* RECORDS FOR PROCESSING *
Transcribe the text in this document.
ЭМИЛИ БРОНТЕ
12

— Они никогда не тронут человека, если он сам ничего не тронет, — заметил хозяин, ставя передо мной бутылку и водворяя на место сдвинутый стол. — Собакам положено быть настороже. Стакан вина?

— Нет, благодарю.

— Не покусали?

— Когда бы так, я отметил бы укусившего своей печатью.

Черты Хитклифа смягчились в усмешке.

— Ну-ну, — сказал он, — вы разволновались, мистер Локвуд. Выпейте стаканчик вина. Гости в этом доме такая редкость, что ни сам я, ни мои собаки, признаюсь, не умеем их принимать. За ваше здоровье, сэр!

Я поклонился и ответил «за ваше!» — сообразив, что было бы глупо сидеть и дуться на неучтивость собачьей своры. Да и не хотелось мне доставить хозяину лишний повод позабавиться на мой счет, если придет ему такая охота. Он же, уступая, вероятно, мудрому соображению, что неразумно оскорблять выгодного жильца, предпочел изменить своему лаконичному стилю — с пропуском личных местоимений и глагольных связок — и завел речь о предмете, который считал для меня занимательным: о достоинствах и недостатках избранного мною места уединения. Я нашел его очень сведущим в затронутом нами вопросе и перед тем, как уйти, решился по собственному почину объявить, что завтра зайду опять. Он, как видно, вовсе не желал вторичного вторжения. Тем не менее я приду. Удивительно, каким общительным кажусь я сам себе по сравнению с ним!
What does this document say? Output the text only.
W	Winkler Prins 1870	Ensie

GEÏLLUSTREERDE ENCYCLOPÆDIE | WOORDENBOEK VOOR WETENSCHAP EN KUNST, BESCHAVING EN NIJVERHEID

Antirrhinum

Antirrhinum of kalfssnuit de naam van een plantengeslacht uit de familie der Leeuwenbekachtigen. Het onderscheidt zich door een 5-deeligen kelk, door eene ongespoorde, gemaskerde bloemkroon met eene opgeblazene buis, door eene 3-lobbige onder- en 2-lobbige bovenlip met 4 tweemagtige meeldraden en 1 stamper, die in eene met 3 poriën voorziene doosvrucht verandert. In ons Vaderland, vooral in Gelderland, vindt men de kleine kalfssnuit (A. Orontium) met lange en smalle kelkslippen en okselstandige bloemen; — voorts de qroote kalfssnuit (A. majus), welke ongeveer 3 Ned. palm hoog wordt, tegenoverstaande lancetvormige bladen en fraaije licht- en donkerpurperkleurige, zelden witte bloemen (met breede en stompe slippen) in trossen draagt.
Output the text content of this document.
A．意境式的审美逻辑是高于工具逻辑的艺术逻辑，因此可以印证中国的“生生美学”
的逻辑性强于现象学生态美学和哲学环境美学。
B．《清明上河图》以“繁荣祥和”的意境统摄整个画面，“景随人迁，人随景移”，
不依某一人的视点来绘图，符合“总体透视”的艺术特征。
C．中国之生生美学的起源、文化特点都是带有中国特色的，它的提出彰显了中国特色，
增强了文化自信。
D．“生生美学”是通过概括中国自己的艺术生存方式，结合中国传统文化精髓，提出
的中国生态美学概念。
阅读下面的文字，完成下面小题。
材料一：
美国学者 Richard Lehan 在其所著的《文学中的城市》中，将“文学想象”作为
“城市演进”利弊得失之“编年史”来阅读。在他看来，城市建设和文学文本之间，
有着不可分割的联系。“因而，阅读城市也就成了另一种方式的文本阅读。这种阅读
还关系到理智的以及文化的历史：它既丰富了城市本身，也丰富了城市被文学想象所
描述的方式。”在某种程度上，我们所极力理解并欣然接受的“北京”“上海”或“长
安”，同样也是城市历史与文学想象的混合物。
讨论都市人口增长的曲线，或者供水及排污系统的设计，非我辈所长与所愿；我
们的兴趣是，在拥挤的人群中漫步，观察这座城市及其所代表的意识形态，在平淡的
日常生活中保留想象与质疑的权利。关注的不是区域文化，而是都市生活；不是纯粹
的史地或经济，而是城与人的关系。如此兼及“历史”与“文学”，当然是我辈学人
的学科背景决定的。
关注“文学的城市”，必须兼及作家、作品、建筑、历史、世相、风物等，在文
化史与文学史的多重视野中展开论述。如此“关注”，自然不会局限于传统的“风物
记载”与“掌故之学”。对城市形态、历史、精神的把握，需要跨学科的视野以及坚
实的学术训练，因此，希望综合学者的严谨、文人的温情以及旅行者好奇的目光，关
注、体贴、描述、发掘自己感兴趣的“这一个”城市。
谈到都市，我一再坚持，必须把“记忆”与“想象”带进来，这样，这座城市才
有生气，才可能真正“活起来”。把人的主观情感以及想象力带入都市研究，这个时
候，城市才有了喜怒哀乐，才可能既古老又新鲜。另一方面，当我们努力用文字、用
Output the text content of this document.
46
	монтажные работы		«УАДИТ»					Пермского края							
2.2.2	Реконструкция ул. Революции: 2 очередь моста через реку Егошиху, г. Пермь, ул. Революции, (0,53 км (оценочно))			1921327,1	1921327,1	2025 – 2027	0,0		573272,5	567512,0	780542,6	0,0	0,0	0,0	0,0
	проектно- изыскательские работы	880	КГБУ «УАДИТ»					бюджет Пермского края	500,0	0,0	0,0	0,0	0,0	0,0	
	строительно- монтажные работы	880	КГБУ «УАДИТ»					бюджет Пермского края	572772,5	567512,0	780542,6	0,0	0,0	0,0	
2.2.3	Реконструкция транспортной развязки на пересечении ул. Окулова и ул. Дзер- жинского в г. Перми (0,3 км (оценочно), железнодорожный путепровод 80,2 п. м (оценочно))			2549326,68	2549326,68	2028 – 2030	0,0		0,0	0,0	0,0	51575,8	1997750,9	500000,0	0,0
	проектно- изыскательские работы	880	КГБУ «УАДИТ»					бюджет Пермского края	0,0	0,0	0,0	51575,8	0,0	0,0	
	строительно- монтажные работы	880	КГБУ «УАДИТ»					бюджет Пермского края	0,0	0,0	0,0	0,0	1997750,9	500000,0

* INSTRUCTION *
Go through the data and count each line that has the word "Antirrhinum", then give the total alone.

* SOLVED PROBLEM *
2